§ Dataset records:
* Start *

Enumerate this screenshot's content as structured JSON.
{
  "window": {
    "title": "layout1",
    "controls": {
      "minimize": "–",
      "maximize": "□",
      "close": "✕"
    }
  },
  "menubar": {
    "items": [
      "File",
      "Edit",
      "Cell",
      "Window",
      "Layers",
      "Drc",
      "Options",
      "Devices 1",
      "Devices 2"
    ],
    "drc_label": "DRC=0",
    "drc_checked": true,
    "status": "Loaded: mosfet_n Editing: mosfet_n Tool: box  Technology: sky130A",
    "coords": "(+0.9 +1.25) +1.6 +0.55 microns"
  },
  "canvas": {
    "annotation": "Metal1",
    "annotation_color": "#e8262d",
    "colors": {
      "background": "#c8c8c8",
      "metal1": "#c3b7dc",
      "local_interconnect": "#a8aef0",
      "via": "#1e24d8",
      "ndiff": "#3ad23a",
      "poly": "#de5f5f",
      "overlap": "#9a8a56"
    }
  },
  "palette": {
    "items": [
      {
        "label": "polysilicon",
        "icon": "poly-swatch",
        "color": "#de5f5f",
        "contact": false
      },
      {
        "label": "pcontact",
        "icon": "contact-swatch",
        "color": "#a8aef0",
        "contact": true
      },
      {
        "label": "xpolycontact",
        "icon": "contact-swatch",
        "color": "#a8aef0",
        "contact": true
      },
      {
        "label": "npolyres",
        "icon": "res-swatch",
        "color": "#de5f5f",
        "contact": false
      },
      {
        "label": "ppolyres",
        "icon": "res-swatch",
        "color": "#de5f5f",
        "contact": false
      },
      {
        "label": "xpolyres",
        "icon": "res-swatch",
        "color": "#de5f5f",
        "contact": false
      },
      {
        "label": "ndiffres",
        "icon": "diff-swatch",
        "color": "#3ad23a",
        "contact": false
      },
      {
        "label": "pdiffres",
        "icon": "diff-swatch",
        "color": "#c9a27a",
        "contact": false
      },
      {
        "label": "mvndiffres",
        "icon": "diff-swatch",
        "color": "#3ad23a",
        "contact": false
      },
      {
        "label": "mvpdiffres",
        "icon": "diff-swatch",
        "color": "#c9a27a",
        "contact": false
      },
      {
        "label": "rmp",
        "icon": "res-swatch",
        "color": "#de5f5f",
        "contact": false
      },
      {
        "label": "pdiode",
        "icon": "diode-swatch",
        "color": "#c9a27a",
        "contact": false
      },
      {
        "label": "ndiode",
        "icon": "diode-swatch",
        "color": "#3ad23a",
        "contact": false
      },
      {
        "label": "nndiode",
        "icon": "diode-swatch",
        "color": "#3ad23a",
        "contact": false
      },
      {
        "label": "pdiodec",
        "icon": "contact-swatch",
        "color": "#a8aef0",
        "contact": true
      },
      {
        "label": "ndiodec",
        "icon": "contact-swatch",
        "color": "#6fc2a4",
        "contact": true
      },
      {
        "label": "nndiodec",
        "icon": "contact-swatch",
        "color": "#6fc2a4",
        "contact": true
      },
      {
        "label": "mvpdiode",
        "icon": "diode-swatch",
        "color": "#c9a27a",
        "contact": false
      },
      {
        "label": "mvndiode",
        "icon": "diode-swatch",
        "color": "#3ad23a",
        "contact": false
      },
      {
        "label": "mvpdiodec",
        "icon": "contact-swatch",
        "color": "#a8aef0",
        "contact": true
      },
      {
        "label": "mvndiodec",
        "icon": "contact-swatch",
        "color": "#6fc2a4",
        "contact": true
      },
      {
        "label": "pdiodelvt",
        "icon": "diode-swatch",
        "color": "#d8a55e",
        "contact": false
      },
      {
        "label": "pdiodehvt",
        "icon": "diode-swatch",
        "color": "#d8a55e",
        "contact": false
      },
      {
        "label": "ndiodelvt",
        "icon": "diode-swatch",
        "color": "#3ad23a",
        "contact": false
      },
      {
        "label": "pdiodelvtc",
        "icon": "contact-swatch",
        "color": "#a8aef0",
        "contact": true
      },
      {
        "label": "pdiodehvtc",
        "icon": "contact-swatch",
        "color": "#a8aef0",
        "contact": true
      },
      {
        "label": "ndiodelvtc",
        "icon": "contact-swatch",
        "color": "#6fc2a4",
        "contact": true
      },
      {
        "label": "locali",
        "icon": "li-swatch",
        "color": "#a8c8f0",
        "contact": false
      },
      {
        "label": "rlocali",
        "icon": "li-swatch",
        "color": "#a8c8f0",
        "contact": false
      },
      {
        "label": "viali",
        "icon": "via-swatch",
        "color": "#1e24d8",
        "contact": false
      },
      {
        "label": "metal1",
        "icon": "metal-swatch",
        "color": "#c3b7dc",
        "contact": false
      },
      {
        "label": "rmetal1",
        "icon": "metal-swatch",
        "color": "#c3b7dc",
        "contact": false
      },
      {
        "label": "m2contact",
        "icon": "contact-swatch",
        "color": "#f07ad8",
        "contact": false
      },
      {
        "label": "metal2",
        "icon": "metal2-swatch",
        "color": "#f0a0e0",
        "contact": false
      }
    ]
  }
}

* End *

§ Exercise goal: Copy out all of the lines above exactly.

§ Exercise solution:
Enumerate this screenshot's content as structured JSON.
{
  "window": {
    "title": "layout1",
    "controls": {
      "minimize": "–",
      "maximize": "□",
      "close": "✕"
    }
  },
  "menubar": {
    "items": [
      "File",
      "Edit",
      "Cell",
      "Window",
      "Layers",
      "Drc",
      "Options",
      "Devices 1",
      "Devices 2"
    ],
    "drc_label": "DRC=0",
    "drc_checked": true,
    "status": "Loaded: mosfet_n Editing: mosfet_n Tool: box  Technology: sky130A",
    "coords": "(+0.9 +1.25) +1.6 +0.55 microns"
  },
  "canvas": {
    "annotation": "Metal1",
    "annotation_color": "#e8262d",
    "colors": {
      "background": "#c8c8c8",
      "metal1": "#c3b7dc",
      "local_interconnect": "#a8aef0",
      "via": "#1e24d8",
      "ndiff": "#3ad23a",
      "poly": "#de5f5f",
      "overlap": "#9a8a56"
    }
  },
  "palette": {
    "items": [
      {
        "label": "polysilicon",
        "icon": "poly-swatch",
        "color": "#de5f5f",
        "contact": false
      },
      {
        "label": "pcontact",
        "icon": "contact-swatch",
        "color": "#a8aef0",
        "contact": true
      },
      {
        "label": "xpolycontact",
        "icon": "contact-swatch",
        "color": "#a8aef0",
        "contact": true
      },
      {
        "label": "npolyres",
        "icon": "res-swatch",
        "color": "#de5f5f",
        "contact": false
      },
      {
        "label": "ppolyres",
        "icon": "res-swatch",
        "color": "#de5f5f",
        "contact": false
      },
      {
        "label": "xpolyres",
        "icon": "res-swatch",
        "color": "#de5f5f",
        "contact": false
      },
      {
        "label": "ndiffres",
        "icon": "diff-swatch",
        "color": "#3ad23a",
        "contact": false
      },
      {
        "label": "pdiffres",
        "icon": "diff-swatch",
        "color": "#c9a27a",
        "contact": false
      },
      {
        "label": "mvndiffres",
        "icon": "diff-swatch",
        "color": "#3ad23a",
        "contact": false
      },
      {
        "label": "mvpdiffres",
        "icon": "diff-swatch",
        "color": "#c9a27a",
        "contact": false
      },
      {
        "label": "rmp",
        "icon": "res-swatch",
        "color": "#de5f5f",
        "contact": false
      },
      {
        "label": "pdiode",
        "icon": "diode-swatch",
        "color": "#c9a27a",
        "contact": false
      },
      {
        "label": "ndiode",
        "icon": "diode-swatch",
        "color": "#3ad23a",
        "contact": false
      },
      {
        "label": "nndiode",
        "icon": "diode-swatch",
        "color": "#3ad23a",
        "contact": false
      },
      {
        "label": "pdiodec",
        "icon": "contact-swatch",
        "color": "#a8aef0",
        "contact": true
      },
      {
        "label": "ndiodec",
        "icon": "contact-swatch",
        "color": "#6fc2a4",
        "contact": true
      },
      {
        "label": "nndiodec",
        "icon": "contact-swatch",
        "color": "#6fc2a4",
        "contact": true
      },
      {
        "label": "mvpdiode",
        "icon": "diode-swatch",
        "color": "#c9a27a",
        "contact": false
      },
      {
        "label": "mvndiode",
        "icon": "diode-swatch",
        "color": "#3ad23a",
        "contact": false
      },
      {
        "label": "mvpdiodec",
        "icon": "contact-swatch",
        "color": "#a8aef0",
        "contact": true
      },
      {
        "label": "mvndiodec",
        "icon": "contact-swatch",
        "color": "#6fc2a4",
        "contact": true
      },
      {
        "label": "pdiodelvt",
        "icon": "diode-swatch",
        "color": "#d8a55e",
        "contact": false
      },
      {
        "label": "pdiodehvt",
        "icon": "diode-swatch",
        "color": "#d8a55e",
        "contact": false
      },
      {
        "label": "ndiodelvt",
        "icon": "diode-swatch",
        "color": "#3ad23a",
        "contact": false
      },
      {
        "label": "pdiodelvtc",
        "icon": "contact-swatch",
        "color": "#a8aef0",
        "contact": true
      },
      {
        "label": "pdiodehvtc",
        "icon": "contact-swatch",
        "color": "#a8aef0",
        "contact": true
      },
      {
        "label": "ndiodelvtc",
        "icon": "contact-swatch",
        "color": "#6fc2a4",
        "contact": true
      },
      {
        "label": "locali",
        "icon": "li-swatch",
        "color": "#a8c8f0",
        "contact": false
      },
      {
        "label": "rlocali",
        "icon": "li-swatch",
        "color": "#a8c8f0",
        "contact": false
      },
      {
        "label": "viali",
        "icon": "via-swatch",
        "color": "#1e24d8",
        "contact": false
      },
      {
        "label": "metal1",
        "icon": "metal-swatch",
        "color": "#c3b7dc",
        "contact": false
      },
      {
        "label": "rmetal1",
        "icon": "metal-swatch",
        "color": "#c3b7dc",
        "contact": false
      },
      {
        "label": "m2contact",
        "icon": "contact-swatch",
        "color": "#f07ad8",
        "contact": false
      },
      {
        "label": "metal2",
        "icon": "metal2-swatch",
        "color": "#f0a0e0",
        "contact": false
      }
    ]
  }
}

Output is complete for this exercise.